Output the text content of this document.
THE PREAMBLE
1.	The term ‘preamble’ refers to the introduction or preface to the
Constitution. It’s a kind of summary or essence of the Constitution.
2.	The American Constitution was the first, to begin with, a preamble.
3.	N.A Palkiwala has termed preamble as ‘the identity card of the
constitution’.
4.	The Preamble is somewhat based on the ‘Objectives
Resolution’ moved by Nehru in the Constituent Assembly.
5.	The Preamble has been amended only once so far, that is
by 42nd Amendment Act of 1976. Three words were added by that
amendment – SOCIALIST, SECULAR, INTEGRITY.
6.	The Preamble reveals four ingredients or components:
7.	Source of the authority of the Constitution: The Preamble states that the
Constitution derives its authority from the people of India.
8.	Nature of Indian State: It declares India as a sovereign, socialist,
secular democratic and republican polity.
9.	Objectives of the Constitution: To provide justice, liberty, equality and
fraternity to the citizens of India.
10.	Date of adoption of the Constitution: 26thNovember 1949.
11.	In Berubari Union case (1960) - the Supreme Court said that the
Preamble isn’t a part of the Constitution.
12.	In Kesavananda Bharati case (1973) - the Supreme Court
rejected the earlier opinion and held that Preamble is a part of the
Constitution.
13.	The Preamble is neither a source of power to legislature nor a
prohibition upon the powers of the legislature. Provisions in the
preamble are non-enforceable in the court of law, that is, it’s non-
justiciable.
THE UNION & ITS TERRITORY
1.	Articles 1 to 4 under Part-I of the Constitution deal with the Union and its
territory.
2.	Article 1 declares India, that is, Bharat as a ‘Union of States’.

→ **Task details**
Give all of the entries again, word for word.

→ **Task solution**
Output the text content of this document.
THE PREAMBLE
1.	The term ‘preamble’ refers to the introduction or preface to the
Constitution. It’s a kind of summary or essence of the Constitution.
2.	The American Constitution was the first, to begin with, a preamble.
3.	N.A Palkiwala has termed preamble as ‘the identity card of the
constitution’.
4.	The Preamble is somewhat based on the ‘Objectives
Resolution’ moved by Nehru in the Constituent Assembly.
5.	The Preamble has been amended only once so far, that is
by 42nd Amendment Act of 1976. Three words were added by that
amendment – SOCIALIST, SECULAR, INTEGRITY.
6.	The Preamble reveals four ingredients or components:
7.	Source of the authority of the Constitution: The Preamble states that the
Constitution derives its authority from the people of India.
8.	Nature of Indian State: It declares India as a sovereign, socialist,
secular democratic and republican polity.
9.	Objectives of the Constitution: To provide justice, liberty, equality and
fraternity to the citizens of India.
10.	Date of adoption of the Constitution: 26thNovember 1949.
11.	In Berubari Union case (1960) - the Supreme Court said that the
Preamble isn’t a part of the Constitution.
12.	In Kesavananda Bharati case (1973) - the Supreme Court
rejected the earlier opinion and held that Preamble is a part of the
Constitution.
13.	The Preamble is neither a source of power to legislature nor a
prohibition upon the powers of the legislature. Provisions in the
preamble are non-enforceable in the court of law, that is, it’s non-
justiciable.
THE UNION & ITS TERRITORY
1.	Articles 1 to 4 under Part-I of the Constitution deal with the Union and its
territory.
2.	Article 1 declares India, that is, Bharat as a ‘Union of States’.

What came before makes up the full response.